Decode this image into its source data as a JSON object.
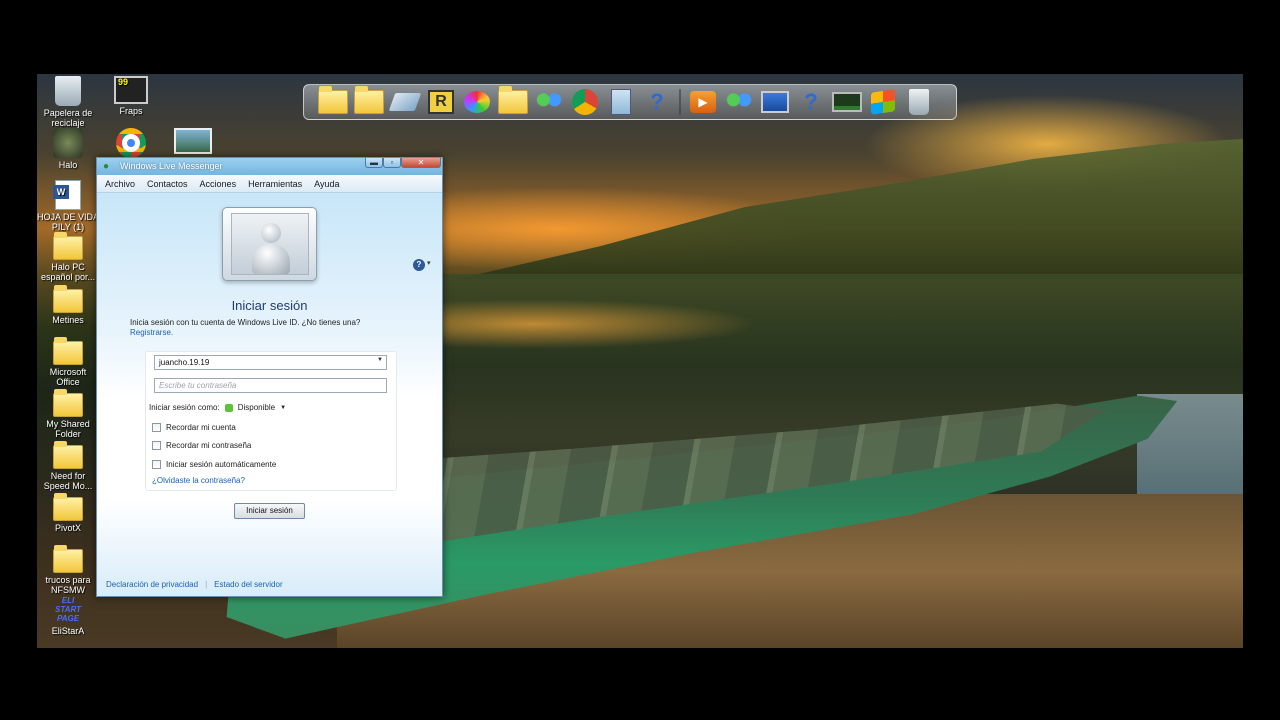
{
  "desktop_icons": [
    {
      "label": "Papelera de reciclaje",
      "icon": "recycle-bin-icon"
    },
    {
      "label": "Fraps",
      "icon": "fraps-icon",
      "badge": "99"
    },
    {
      "label": "Halo",
      "icon": "halo-icon"
    },
    {
      "label": "HOJA DE VIDA PILY (1)",
      "icon": "word-document-icon"
    },
    {
      "label": "Halo PC español por...",
      "icon": "folder-icon"
    },
    {
      "label": "Metines",
      "icon": "folder-icon"
    },
    {
      "label": "Microsoft Office",
      "icon": "folder-icon"
    },
    {
      "label": "My Shared Folder",
      "icon": "folder-icon"
    },
    {
      "label": "Need for Speed Mo...",
      "icon": "folder-icon"
    },
    {
      "label": "PivotX",
      "icon": "folder-icon"
    },
    {
      "label": "trucos para NFSMW",
      "icon": "folder-icon"
    },
    {
      "label": "EliStarA",
      "icon": "elistara-start-page-icon",
      "badge": "ELI START PAGE"
    }
  ],
  "dock": {
    "items": [
      "folder-icon",
      "folder-icon",
      "eraser-icon",
      "r-icon",
      "paint-palette-icon",
      "folder-icon",
      "messenger-icon",
      "chrome-icon",
      "calculator-icon",
      "help-icon",
      "separator",
      "media-player-icon",
      "messenger-icon",
      "monitor-icon",
      "help-icon",
      "screen-icon",
      "windows-flag-icon",
      "recycle-bin-icon"
    ]
  },
  "window": {
    "title": "Windows Live Messenger",
    "menu": [
      "Archivo",
      "Contactos",
      "Acciones",
      "Herramientas",
      "Ayuda"
    ]
  },
  "signin": {
    "heading": "Iniciar sesión",
    "description": "Inicia sesión con tu cuenta de Windows Live ID. ¿No tienes una?",
    "register_link": "Registrarse.",
    "email_value": "juancho.19.19",
    "password_placeholder": "Escribe tu contraseña",
    "status_label": "Iniciar sesión como:",
    "status_value": "Disponible",
    "remember_account": "Recordar mi cuenta",
    "remember_password": "Recordar mi contraseña",
    "auto_signin": "Iniciar sesión automáticamente",
    "forgot_link": "¿Olvidaste la contraseña?",
    "signin_button": "Iniciar sesión"
  },
  "footer": {
    "privacy": "Declaración de privacidad",
    "server_status": "Estado del servidor"
  }
}
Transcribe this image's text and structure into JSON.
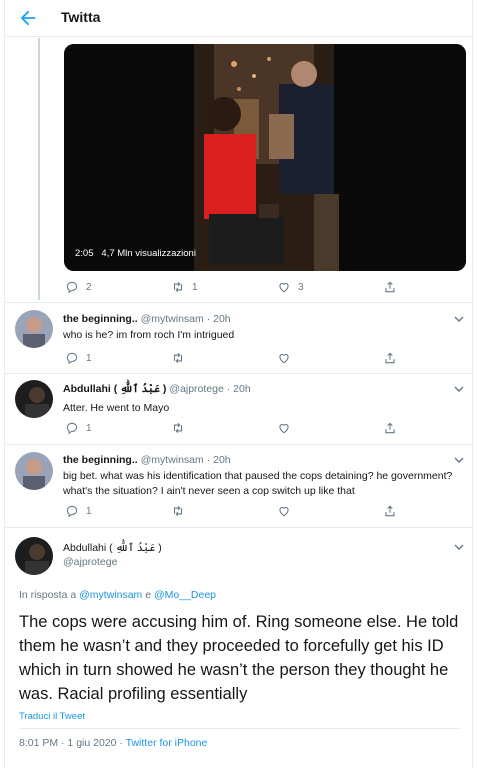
{
  "header": {
    "title": "Twitta"
  },
  "video": {
    "duration": "2:05",
    "views": "4,7 Mln visualizzazioni"
  },
  "top_actions": {
    "replies": "2",
    "retweets": "1",
    "likes": "3"
  },
  "replies": [
    {
      "name": "the beginning..",
      "handle": "@mytwinsam",
      "time": "· 20h",
      "text": "who is he? im from roch I'm intrigued",
      "replies": "1",
      "retweets": "",
      "likes": ""
    },
    {
      "name": "Abdullahi ( عَبْدُ ٱللَّٰهِ )",
      "handle": "@ajprotege",
      "time": "· 20h",
      "text": "Atter. He went to Mayo",
      "replies": "1",
      "retweets": "",
      "likes": ""
    },
    {
      "name": "the beginning..",
      "handle": "@mytwinsam",
      "time": "· 20h",
      "text": "big bet. what was his identification that paused the cops detaining? he government? what's the situation? I ain't never seen a cop switch up like that",
      "replies": "1",
      "retweets": "",
      "likes": ""
    }
  ],
  "main": {
    "name": "Abdullahi ( عَبْدُ ٱللَّٰهِ )",
    "handle": "@ajprotege",
    "reply_prefix": "In risposta a",
    "reply_user1": "@mytwinsam",
    "reply_and": "e",
    "reply_user2": "@Mo__Deep",
    "text": "The cops were accusing him of. Ring someone else. He told them he wasn’t and they proceeded to forcefully get his ID which in turn showed he wasn’t the person they thought he was. Racial profiling essentially",
    "translate": "Traduci il Tweet",
    "timestamp": "8:01 PM · 1 giu 2020 ·",
    "client": "Twitter for iPhone"
  },
  "colors": {
    "accent": "#1da1f2",
    "link": "#1b95e0",
    "muted": "#657786"
  }
}
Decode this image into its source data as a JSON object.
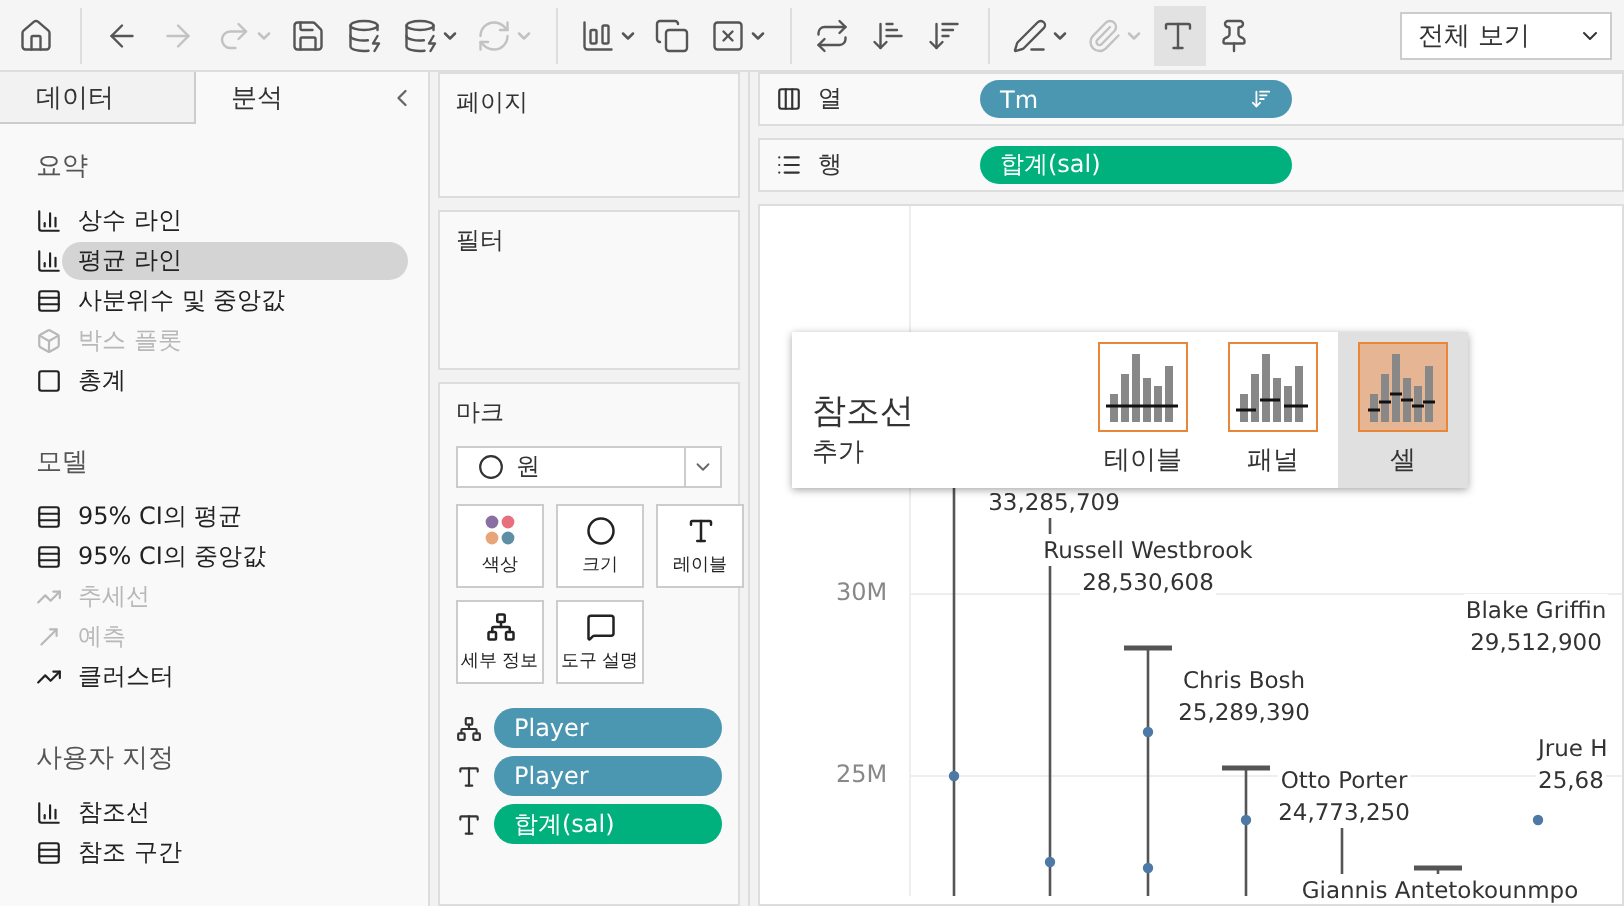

- - -

*Requirement*
Using the material above, set down every line exactly, but skip the pictures.

*Full output*
Decode this image into its source data as a JSON object.
{
  "desktop_icons": [
    {
      "label": "Papelera de reciclaje",
      "icon": "recycle-bin-icon"
    },
    {
      "label": "Fraps",
      "icon": "fraps-icon",
      "badge": "99"
    },
    {
      "label": "Halo",
      "icon": "halo-icon"
    },
    {
      "label": "HOJA DE VIDA PILY (1)",
      "icon": "word-document-icon"
    },
    {
      "label": "Halo PC español por...",
      "icon": "folder-icon"
    },
    {
      "label": "Metines",
      "icon": "folder-icon"
    },
    {
      "label": "Microsoft Office",
      "icon": "folder-icon"
    },
    {
      "label": "My Shared Folder",
      "icon": "folder-icon"
    },
    {
      "label": "Need for Speed Mo...",
      "icon": "folder-icon"
    },
    {
      "label": "PivotX",
      "icon": "folder-icon"
    },
    {
      "label": "trucos para NFSMW",
      "icon": "folder-icon"
    },
    {
      "label": "EliStarA",
      "icon": "elistara-start-page-icon",
      "badge": "ELI START PAGE"
    }
  ],
  "dock": {
    "items": [
      "folder-icon",
      "folder-icon",
      "eraser-icon",
      "r-icon",
      "paint-palette-icon",
      "folder-icon",
      "messenger-icon",
      "chrome-icon",
      "calculator-icon",
      "help-icon",
      "separator",
      "media-player-icon",
      "messenger-icon",
      "monitor-icon",
      "help-icon",
      "screen-icon",
      "windows-flag-icon",
      "recycle-bin-icon"
    ]
  },
  "window": {
    "title": "Windows Live Messenger",
    "menu": [
      "Archivo",
      "Contactos",
      "Acciones",
      "Herramientas",
      "Ayuda"
    ]
  },
  "signin": {
    "heading": "Iniciar sesión",
    "description": "Inicia sesión con tu cuenta de Windows Live ID. ¿No tienes una?",
    "register_link": "Registrarse.",
    "email_value": "juancho.19.19",
    "password_placeholder": "Escribe tu contraseña",
    "status_label": "Iniciar sesión como:",
    "status_value": "Disponible",
    "remember_account": "Recordar mi cuenta",
    "remember_password": "Recordar mi contraseña",
    "auto_signin": "Iniciar sesión automáticamente",
    "forgot_link": "¿Olvidaste la contraseña?",
    "signin_button": "Iniciar sesión"
  },
  "footer": {
    "privacy": "Declaración de privacidad",
    "server_status": "Estado del servidor"
  }
}
Transcribe this image's text and structure into JSON.
{
  "header": {
    "title": "Twitta"
  },
  "video": {
    "duration": "2:05",
    "views": "4,7 Mln visualizzazioni"
  },
  "top_actions": {
    "replies": "2",
    "retweets": "1",
    "likes": "3"
  },
  "replies": [
    {
      "name": "the beginning..",
      "handle": "@mytwinsam",
      "time": "· 20h",
      "text": "who is he? im from roch I'm intrigued",
      "replies": "1",
      "retweets": "",
      "likes": ""
    },
    {
      "name": "Abdullahi ( عَبْدُ ٱللَّٰهِ )",
      "handle": "@ajprotege",
      "time": "· 20h",
      "text": "Atter. He went to Mayo",
      "replies": "1",
      "retweets": "",
      "likes": ""
    },
    {
      "name": "the beginning..",
      "handle": "@mytwinsam",
      "time": "· 20h",
      "text": "big bet. what was his identification that paused the cops detaining? he government? what's the situation? I ain't never seen a cop switch up like that",
      "replies": "1",
      "retweets": "",
      "likes": ""
    }
  ],
  "main": {
    "name": "Abdullahi ( عَبْدُ ٱللَّٰهِ )",
    "handle": "@ajprotege",
    "reply_prefix": "In risposta a",
    "reply_user1": "@mytwinsam",
    "reply_and": "e",
    "reply_user2": "@Mo__Deep",
    "text": "The cops were accusing him of. Ring someone else. He told them he wasn’t and they proceeded to forcefully get his ID which in turn showed he wasn’t the person they thought he was. Racial profiling essentially",
    "translate": "Traduci il Tweet",
    "timestamp": "8:01 PM · 1 giu 2020 ·",
    "client": "Twitter for iPhone"
  },
  "colors": {
    "accent": "#1da1f2",
    "link": "#1b95e0",
    "muted": "#657786"
  }
}
Decode this image into its source data as a JSON object.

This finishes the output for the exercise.